> Objective
Select all lines holding the word "menu" from the entries that follow.

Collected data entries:
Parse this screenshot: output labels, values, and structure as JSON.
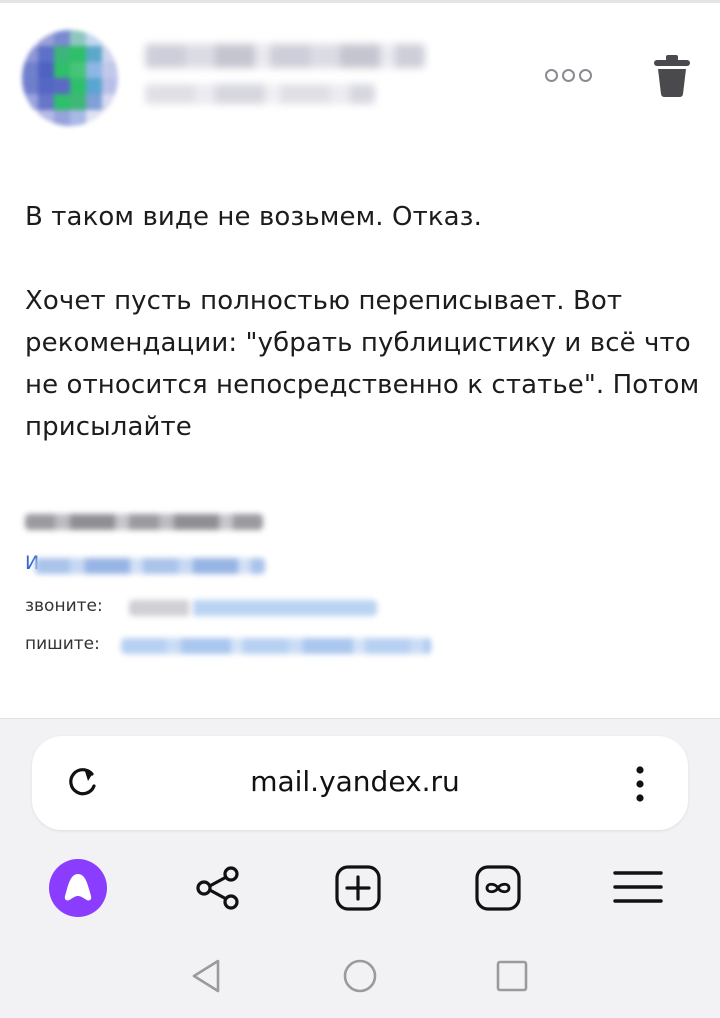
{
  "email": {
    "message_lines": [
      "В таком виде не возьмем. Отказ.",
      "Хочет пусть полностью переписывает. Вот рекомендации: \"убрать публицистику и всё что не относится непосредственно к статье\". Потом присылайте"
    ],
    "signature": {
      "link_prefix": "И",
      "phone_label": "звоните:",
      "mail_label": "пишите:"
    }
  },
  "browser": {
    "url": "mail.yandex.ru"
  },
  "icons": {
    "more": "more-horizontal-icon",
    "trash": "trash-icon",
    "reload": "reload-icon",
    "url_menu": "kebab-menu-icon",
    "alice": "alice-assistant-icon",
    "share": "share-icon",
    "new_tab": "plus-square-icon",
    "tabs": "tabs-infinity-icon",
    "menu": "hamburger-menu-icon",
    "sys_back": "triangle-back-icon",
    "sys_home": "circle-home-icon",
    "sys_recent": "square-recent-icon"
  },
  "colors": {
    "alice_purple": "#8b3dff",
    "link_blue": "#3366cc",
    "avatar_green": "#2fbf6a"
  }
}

--

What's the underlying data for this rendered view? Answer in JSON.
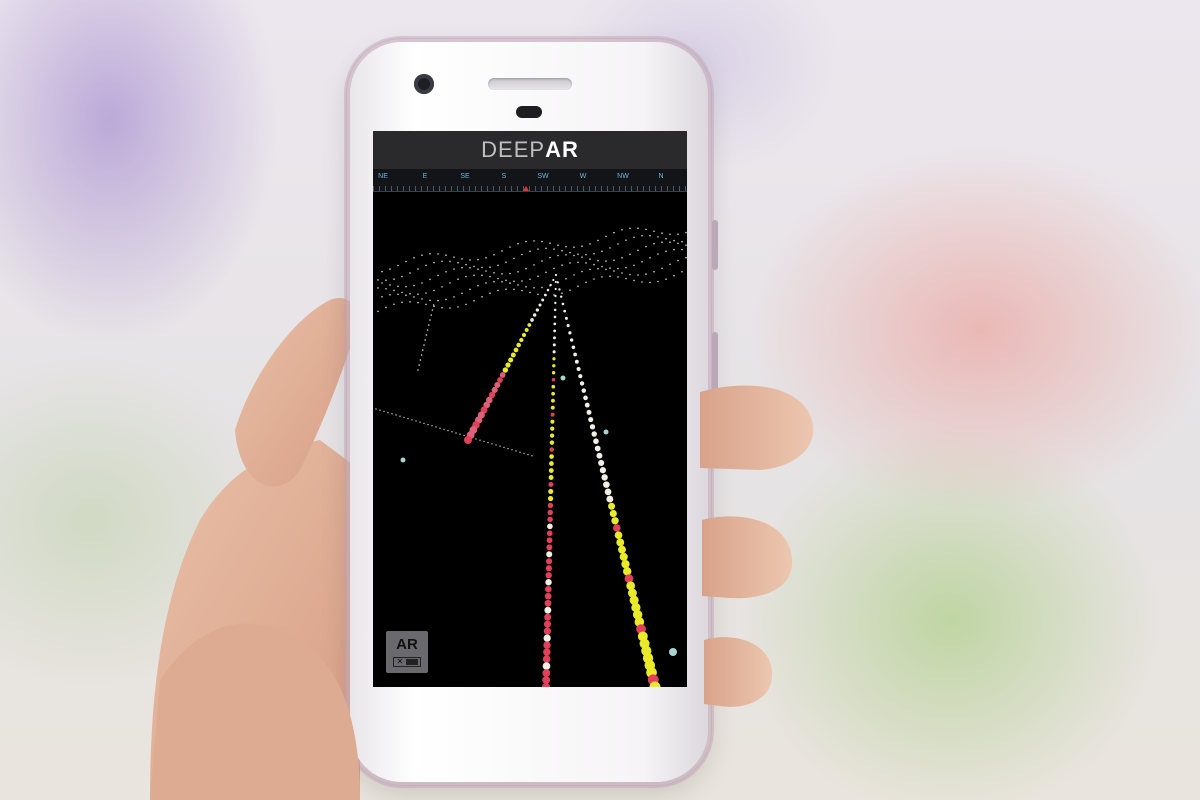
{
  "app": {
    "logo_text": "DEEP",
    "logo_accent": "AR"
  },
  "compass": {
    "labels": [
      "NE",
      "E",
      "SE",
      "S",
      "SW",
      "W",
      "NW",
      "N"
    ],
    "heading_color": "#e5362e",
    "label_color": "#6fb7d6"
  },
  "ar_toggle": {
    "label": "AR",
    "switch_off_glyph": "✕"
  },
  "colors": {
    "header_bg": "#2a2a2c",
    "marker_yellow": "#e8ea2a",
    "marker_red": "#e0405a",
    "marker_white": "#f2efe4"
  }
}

> Solution below
    "url_menu": "kebab-menu-icon",
    "menu": "hamburger-menu-icon",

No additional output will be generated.